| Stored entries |
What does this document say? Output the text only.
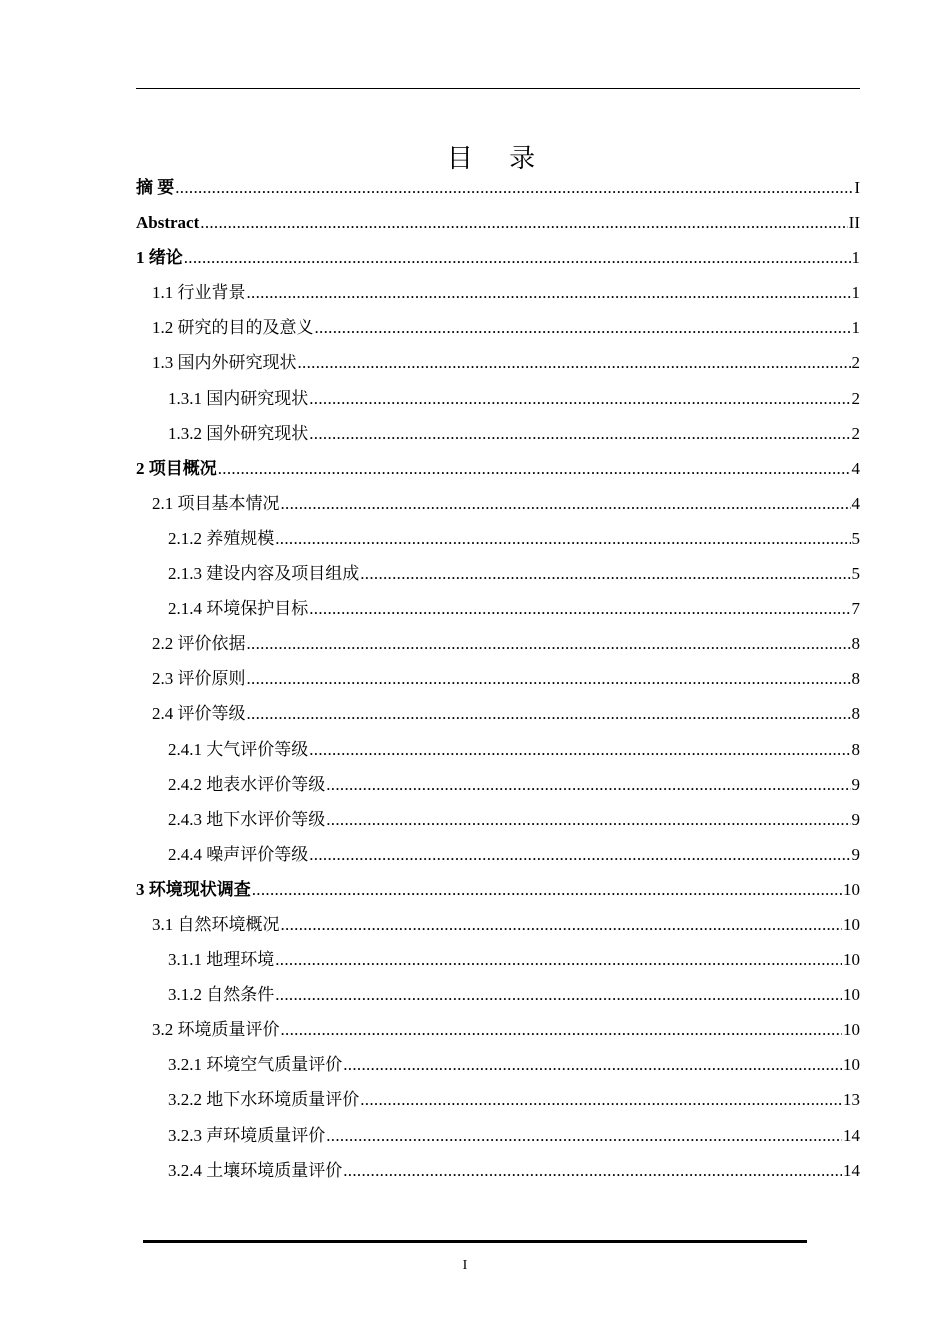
目 录
摘 要 .....	I
Abstract .....	II
1 绪论 .....	1
1.1 行业背景 .....	1
1.2 研究的目的及意义 .....	1
1.3 国内外研究现状 .....	2
1.3.1 国内研究现状 .....	2
1.3.2 国外研究现状 .....	2
2 项目概况 .....	4
2.1 项目基本情况 .....	4
2.1.2 养殖规模 .....	5
2.1.3 建设内容及项目组成 .....	5
2.1.4 环境保护目标 .....	7
2.2 评价依据 .....	8
2.3 评价原则 .....	8
2.4 评价等级 .....	8
2.4.1 大气评价等级 .....	8
2.4.2 地表水评价等级 .....	9
2.4.3 地下水评价等级 .....	9
2.4.4 噪声评价等级 .....	9
3 环境现状调查 .....	10
3.1 自然环境概况 .....	10
3.1.1 地理环境 .....	10
3.1.2 自然条件 .....	10
3.2 环境质量评价 .....	10
3.2.1 环境空气质量评价 .....	10
3.2.2 地下水环境质量评价 .....	13
3.2.3 声环境质量评价 .....	14
3.2.4 土壤环境质量评价 .....	14
I
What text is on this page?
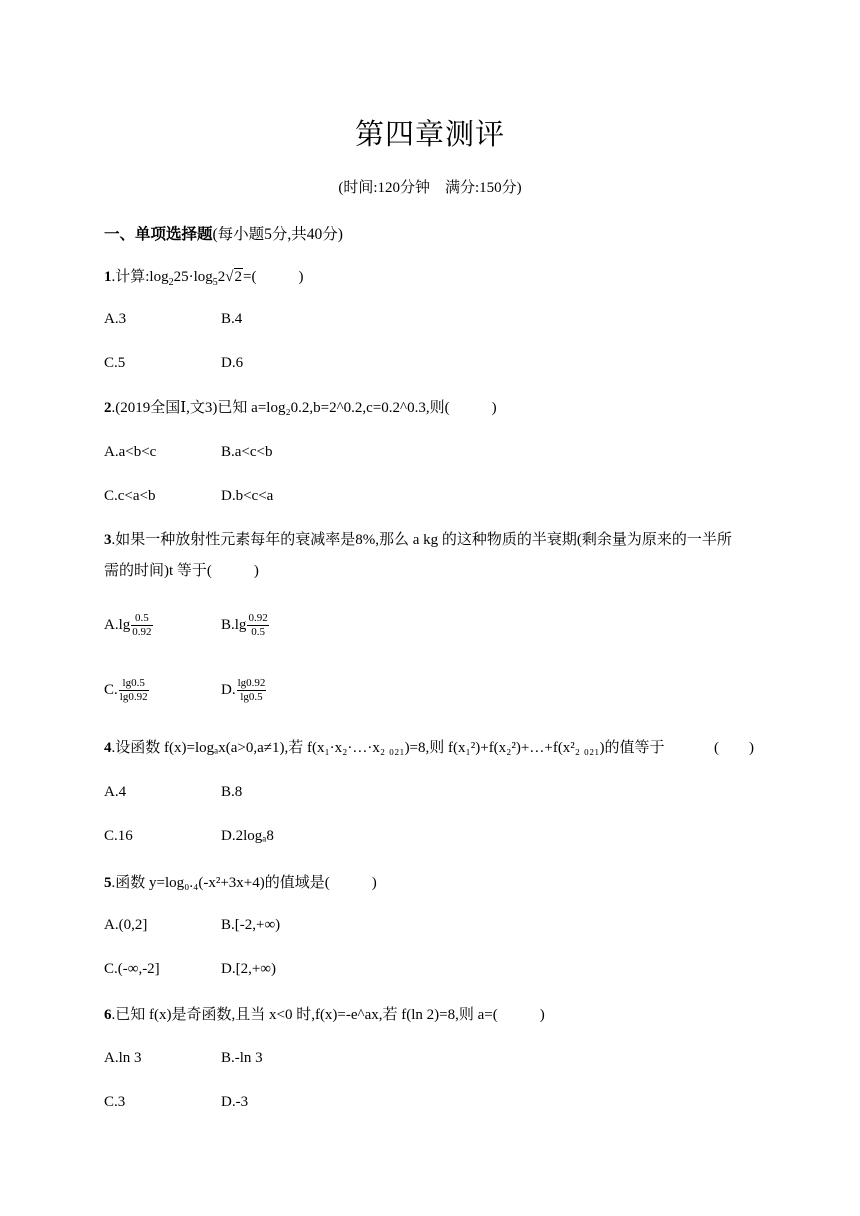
第四章测评
(时间:120分钟　满分:150分)
一、单项选择题(每小题5分,共40分)
1.计算$:\log_225\cdot\log_52√2=$(	)
A.3	B.4
C.5	D.6
2.(2019全国Ⅰ,文3)已知 a=log₂0.2,b=2^0.2,c=0.2^0.3,则(	)
A.a<b<c	B.a<c<b
C.c<a<b	D.b<c<a
3.如果一种放射性元素每年的衰减率是8%,那么 a kg 的这种物质的半衰期(剩余量为原来的一半所
需的时间)t 等于(	)
$A.\lg \frac{0.5}{0.92}$	$B.\lg \frac{0.92}{0.5}$
C. $\frac{\lg 0.5}{\lg 0.92}$	D. $\frac{\lg 0.92}{\lg 0.5}$
4.设函数 f(x)=logₐx(a>0,a≠1),若 f(x₁·x₂·…·x₂ ₀₂₁)=8,则 f(x₁²)+f(x₂²)+…+f(x²₂ ₀₂₁)的值等于	(　　)
A.4	B.8
C.16	D.2logₐ8
5.函数 y=log₀.₄(-x²+3x+4)的值域是(	)
A.(0,2]	B.[-2,+∞)
C.(-∞,-2]	D.[2,+∞)
6.已知 f(x)是奇函数,且当 x<0 时,f(x)=-e^ax,若 f(ln 2)=8,则 a=(	)
A.ln 3	B.-ln 3
C.3	D.-3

| Task directions |
Every line of the material is to be quoted exactly, with no pictures carried over.

| Response |
What does this document say? Output the text only.
目 录
摘 要 .....	I
Abstract .....	II
1 绪论 .....	1
1.1 行业背景 .....	1
1.2 研究的目的及意义 .....	1
1.3 国内外研究现状 .....	2
1.3.1 国内研究现状 .....	2
1.3.2 国外研究现状 .....	2
2 项目概况 .....	4
2.1 项目基本情况 .....	4
2.1.2 养殖规模 .....	5
2.1.3 建设内容及项目组成 .....	5
2.1.4 环境保护目标 .....	7
2.2 评价依据 .....	8
2.3 评价原则 .....	8
2.4 评价等级 .....	8
2.4.1 大气评价等级 .....	8
2.4.2 地表水评价等级 .....	9
2.4.3 地下水评价等级 .....	9
2.4.4 噪声评价等级 .....	9
3 环境现状调查 .....	10
3.1 自然环境概况 .....	10
3.1.1 地理环境 .....	10
3.1.2 自然条件 .....	10
3.2 环境质量评价 .....	10
3.2.1 环境空气质量评价 .....	10
3.2.2 地下水环境质量评价 .....	13
3.2.3 声环境质量评价 .....	14
3.2.4 土壤环境质量评价 .....	14
I
What text is on this page?
第四章测评
(时间:120分钟　满分:150分)
一、单项选择题(每小题5分,共40分)
1.计算$:\log_225\cdot\log_52√2=$(	)
A.3	B.4
C.5	D.6
2.(2019全国Ⅰ,文3)已知 a=log₂0.2,b=2^0.2,c=0.2^0.3,则(	)
A.a<b<c	B.a<c<b
C.c<a<b	D.b<c<a
3.如果一种放射性元素每年的衰减率是8%,那么 a kg 的这种物质的半衰期(剩余量为原来的一半所
需的时间)t 等于(	)
$A.\lg \frac{0.5}{0.92}$	$B.\lg \frac{0.92}{0.5}$
C. $\frac{\lg 0.5}{\lg 0.92}$	D. $\frac{\lg 0.92}{\lg 0.5}$
4.设函数 f(x)=logₐx(a>0,a≠1),若 f(x₁·x₂·…·x₂ ₀₂₁)=8,则 f(x₁²)+f(x₂²)+…+f(x²₂ ₀₂₁)的值等于	(　　)
A.4	B.8
C.16	D.2logₐ8
5.函数 y=log₀.₄(-x²+3x+4)的值域是(	)
A.(0,2]	B.[-2,+∞)
C.(-∞,-2]	D.[2,+∞)
6.已知 f(x)是奇函数,且当 x<0 时,f(x)=-e^ax,若 f(ln 2)=8,则 a=(	)
A.ln 3	B.-ln 3
C.3	D.-3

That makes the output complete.